Return the whole listing exactly as it stands.

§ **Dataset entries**
- - - - -
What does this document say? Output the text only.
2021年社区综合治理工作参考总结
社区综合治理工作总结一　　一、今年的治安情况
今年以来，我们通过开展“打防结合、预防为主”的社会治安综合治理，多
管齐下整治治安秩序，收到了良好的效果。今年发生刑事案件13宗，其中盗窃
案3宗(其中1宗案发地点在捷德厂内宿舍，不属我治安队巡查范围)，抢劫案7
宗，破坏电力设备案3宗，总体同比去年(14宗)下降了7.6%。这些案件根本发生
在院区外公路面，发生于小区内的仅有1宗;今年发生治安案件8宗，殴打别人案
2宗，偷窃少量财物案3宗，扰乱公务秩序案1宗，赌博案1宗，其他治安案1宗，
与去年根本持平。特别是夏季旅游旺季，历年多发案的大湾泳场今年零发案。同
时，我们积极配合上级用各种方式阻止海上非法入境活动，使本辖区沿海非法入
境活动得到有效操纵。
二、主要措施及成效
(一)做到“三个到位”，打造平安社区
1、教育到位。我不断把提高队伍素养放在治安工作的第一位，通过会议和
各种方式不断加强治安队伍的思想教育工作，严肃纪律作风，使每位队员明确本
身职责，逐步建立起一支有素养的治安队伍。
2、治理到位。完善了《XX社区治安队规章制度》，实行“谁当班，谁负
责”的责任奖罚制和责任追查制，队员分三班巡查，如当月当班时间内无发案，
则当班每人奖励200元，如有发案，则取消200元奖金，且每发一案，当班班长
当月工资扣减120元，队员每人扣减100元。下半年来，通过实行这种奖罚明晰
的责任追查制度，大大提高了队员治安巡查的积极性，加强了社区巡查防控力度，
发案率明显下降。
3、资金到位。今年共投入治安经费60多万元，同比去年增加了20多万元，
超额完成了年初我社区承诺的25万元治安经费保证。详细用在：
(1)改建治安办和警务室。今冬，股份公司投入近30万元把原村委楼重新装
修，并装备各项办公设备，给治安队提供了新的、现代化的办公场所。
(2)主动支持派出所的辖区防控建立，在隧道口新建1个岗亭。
- - - - -
§ **Result of the task**
What does this document say? Output the text only.
2021年社区综合治理工作参考总结
社区综合治理工作总结一　　一、今年的治安情况
今年以来，我们通过开展“打防结合、预防为主”的社会治安综合治理，多
管齐下整治治安秩序，收到了良好的效果。今年发生刑事案件13宗，其中盗窃
案3宗(其中1宗案发地点在捷德厂内宿舍，不属我治安队巡查范围)，抢劫案7
宗，破坏电力设备案3宗，总体同比去年(14宗)下降了7.6%。这些案件根本发生
在院区外公路面，发生于小区内的仅有1宗;今年发生治安案件8宗，殴打别人案
2宗，偷窃少量财物案3宗，扰乱公务秩序案1宗，赌博案1宗，其他治安案1宗，
与去年根本持平。特别是夏季旅游旺季，历年多发案的大湾泳场今年零发案。同
时，我们积极配合上级用各种方式阻止海上非法入境活动，使本辖区沿海非法入
境活动得到有效操纵。
二、主要措施及成效
(一)做到“三个到位”，打造平安社区
1、教育到位。我不断把提高队伍素养放在治安工作的第一位，通过会议和
各种方式不断加强治安队伍的思想教育工作，严肃纪律作风，使每位队员明确本
身职责，逐步建立起一支有素养的治安队伍。
2、治理到位。完善了《XX社区治安队规章制度》，实行“谁当班，谁负
责”的责任奖罚制和责任追查制，队员分三班巡查，如当月当班时间内无发案，
则当班每人奖励200元，如有发案，则取消200元奖金，且每发一案，当班班长
当月工资扣减120元，队员每人扣减100元。下半年来，通过实行这种奖罚明晰
的责任追查制度，大大提高了队员治安巡查的积极性，加强了社区巡查防控力度，
发案率明显下降。
3、资金到位。今年共投入治安经费60多万元，同比去年增加了20多万元，
超额完成了年初我社区承诺的25万元治安经费保证。详细用在：
(1)改建治安办和警务室。今冬，股份公司投入近30万元把原村委楼重新装
修，并装备各项办公设备，给治安队提供了新的、现代化的办公场所。
(2)主动支持派出所的辖区防控建立，在隧道口新建1个岗亭。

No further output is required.